■ PROVIDED DATA:
** Begin **

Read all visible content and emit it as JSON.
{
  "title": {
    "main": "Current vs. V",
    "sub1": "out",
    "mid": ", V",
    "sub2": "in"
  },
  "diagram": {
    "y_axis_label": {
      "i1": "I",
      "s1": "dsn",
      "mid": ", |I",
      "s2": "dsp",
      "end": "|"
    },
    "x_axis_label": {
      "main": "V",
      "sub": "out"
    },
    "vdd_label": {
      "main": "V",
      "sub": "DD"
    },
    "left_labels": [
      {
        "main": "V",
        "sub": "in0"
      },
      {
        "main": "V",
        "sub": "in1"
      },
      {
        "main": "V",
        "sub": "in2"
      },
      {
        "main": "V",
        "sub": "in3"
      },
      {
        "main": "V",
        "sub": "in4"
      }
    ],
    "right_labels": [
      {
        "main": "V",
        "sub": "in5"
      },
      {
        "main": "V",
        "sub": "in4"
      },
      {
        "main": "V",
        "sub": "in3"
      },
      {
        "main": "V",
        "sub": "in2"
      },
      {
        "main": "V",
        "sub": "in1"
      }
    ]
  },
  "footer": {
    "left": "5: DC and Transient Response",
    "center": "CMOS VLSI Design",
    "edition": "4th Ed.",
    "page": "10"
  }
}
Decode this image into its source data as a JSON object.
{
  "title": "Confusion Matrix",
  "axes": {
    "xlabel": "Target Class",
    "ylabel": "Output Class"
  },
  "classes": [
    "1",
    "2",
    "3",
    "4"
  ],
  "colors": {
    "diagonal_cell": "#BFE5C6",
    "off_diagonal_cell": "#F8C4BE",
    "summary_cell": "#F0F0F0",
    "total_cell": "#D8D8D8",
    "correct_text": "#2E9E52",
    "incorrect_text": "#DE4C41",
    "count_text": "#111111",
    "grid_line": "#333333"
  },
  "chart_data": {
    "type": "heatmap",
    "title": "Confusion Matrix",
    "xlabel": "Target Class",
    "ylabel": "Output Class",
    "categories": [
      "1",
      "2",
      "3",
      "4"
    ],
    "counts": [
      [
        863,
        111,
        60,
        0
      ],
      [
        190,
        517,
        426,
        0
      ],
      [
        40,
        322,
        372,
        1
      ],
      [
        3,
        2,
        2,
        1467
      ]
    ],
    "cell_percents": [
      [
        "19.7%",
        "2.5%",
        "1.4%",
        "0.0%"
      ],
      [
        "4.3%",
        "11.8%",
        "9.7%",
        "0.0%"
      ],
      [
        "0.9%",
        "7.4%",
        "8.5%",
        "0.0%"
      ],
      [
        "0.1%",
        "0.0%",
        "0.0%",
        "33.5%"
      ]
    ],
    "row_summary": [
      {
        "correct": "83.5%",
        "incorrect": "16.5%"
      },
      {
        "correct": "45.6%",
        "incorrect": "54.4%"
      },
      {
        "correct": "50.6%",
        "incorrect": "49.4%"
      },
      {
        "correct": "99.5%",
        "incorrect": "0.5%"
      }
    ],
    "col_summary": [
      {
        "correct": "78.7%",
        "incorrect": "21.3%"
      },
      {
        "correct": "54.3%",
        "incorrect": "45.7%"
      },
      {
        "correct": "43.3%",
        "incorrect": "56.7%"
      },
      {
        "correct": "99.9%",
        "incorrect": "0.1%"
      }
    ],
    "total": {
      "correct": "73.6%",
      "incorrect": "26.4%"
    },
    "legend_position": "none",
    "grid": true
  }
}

** End **

■ EXERCISE AIM: Could you transcribe the records in full, exactly?

■ SOLUTION TO THE PROBLEM:
Read all visible content and emit it as JSON.
{
  "title": {
    "main": "Current vs. V",
    "sub1": "out",
    "mid": ", V",
    "sub2": "in"
  },
  "diagram": {
    "y_axis_label": {
      "i1": "I",
      "s1": "dsn",
      "mid": ", |I",
      "s2": "dsp",
      "end": "|"
    },
    "x_axis_label": {
      "main": "V",
      "sub": "out"
    },
    "vdd_label": {
      "main": "V",
      "sub": "DD"
    },
    "left_labels": [
      {
        "main": "V",
        "sub": "in0"
      },
      {
        "main": "V",
        "sub": "in1"
      },
      {
        "main": "V",
        "sub": "in2"
      },
      {
        "main": "V",
        "sub": "in3"
      },
      {
        "main": "V",
        "sub": "in4"
      }
    ],
    "right_labels": [
      {
        "main": "V",
        "sub": "in5"
      },
      {
        "main": "V",
        "sub": "in4"
      },
      {
        "main": "V",
        "sub": "in3"
      },
      {
        "main": "V",
        "sub": "in2"
      },
      {
        "main": "V",
        "sub": "in1"
      }
    ]
  },
  "footer": {
    "left": "5: DC and Transient Response",
    "center": "CMOS VLSI Design",
    "edition": "4th Ed.",
    "page": "10"
  }
}
Decode this image into its source data as a JSON object.
{
  "title": "Confusion Matrix",
  "axes": {
    "xlabel": "Target Class",
    "ylabel": "Output Class"
  },
  "classes": [
    "1",
    "2",
    "3",
    "4"
  ],
  "colors": {
    "diagonal_cell": "#BFE5C6",
    "off_diagonal_cell": "#F8C4BE",
    "summary_cell": "#F0F0F0",
    "total_cell": "#D8D8D8",
    "correct_text": "#2E9E52",
    "incorrect_text": "#DE4C41",
    "count_text": "#111111",
    "grid_line": "#333333"
  },
  "chart_data": {
    "type": "heatmap",
    "title": "Confusion Matrix",
    "xlabel": "Target Class",
    "ylabel": "Output Class",
    "categories": [
      "1",
      "2",
      "3",
      "4"
    ],
    "counts": [
      [
        863,
        111,
        60,
        0
      ],
      [
        190,
        517,
        426,
        0
      ],
      [
        40,
        322,
        372,
        1
      ],
      [
        3,
        2,
        2,
        1467
      ]
    ],
    "cell_percents": [
      [
        "19.7%",
        "2.5%",
        "1.4%",
        "0.0%"
      ],
      [
        "4.3%",
        "11.8%",
        "9.7%",
        "0.0%"
      ],
      [
        "0.9%",
        "7.4%",
        "8.5%",
        "0.0%"
      ],
      [
        "0.1%",
        "0.0%",
        "0.0%",
        "33.5%"
      ]
    ],
    "row_summary": [
      {
        "correct": "83.5%",
        "incorrect": "16.5%"
      },
      {
        "correct": "45.6%",
        "incorrect": "54.4%"
      },
      {
        "correct": "50.6%",
        "incorrect": "49.4%"
      },
      {
        "correct": "99.5%",
        "incorrect": "0.5%"
      }
    ],
    "col_summary": [
      {
        "correct": "78.7%",
        "incorrect": "21.3%"
      },
      {
        "correct": "54.3%",
        "incorrect": "45.7%"
      },
      {
        "correct": "43.3%",
        "incorrect": "56.7%"
      },
      {
        "correct": "99.9%",
        "incorrect": "0.1%"
      }
    ],
    "total": {
      "correct": "73.6%",
      "incorrect": "26.4%"
    },
    "legend_position": "none",
    "grid": true
  }
}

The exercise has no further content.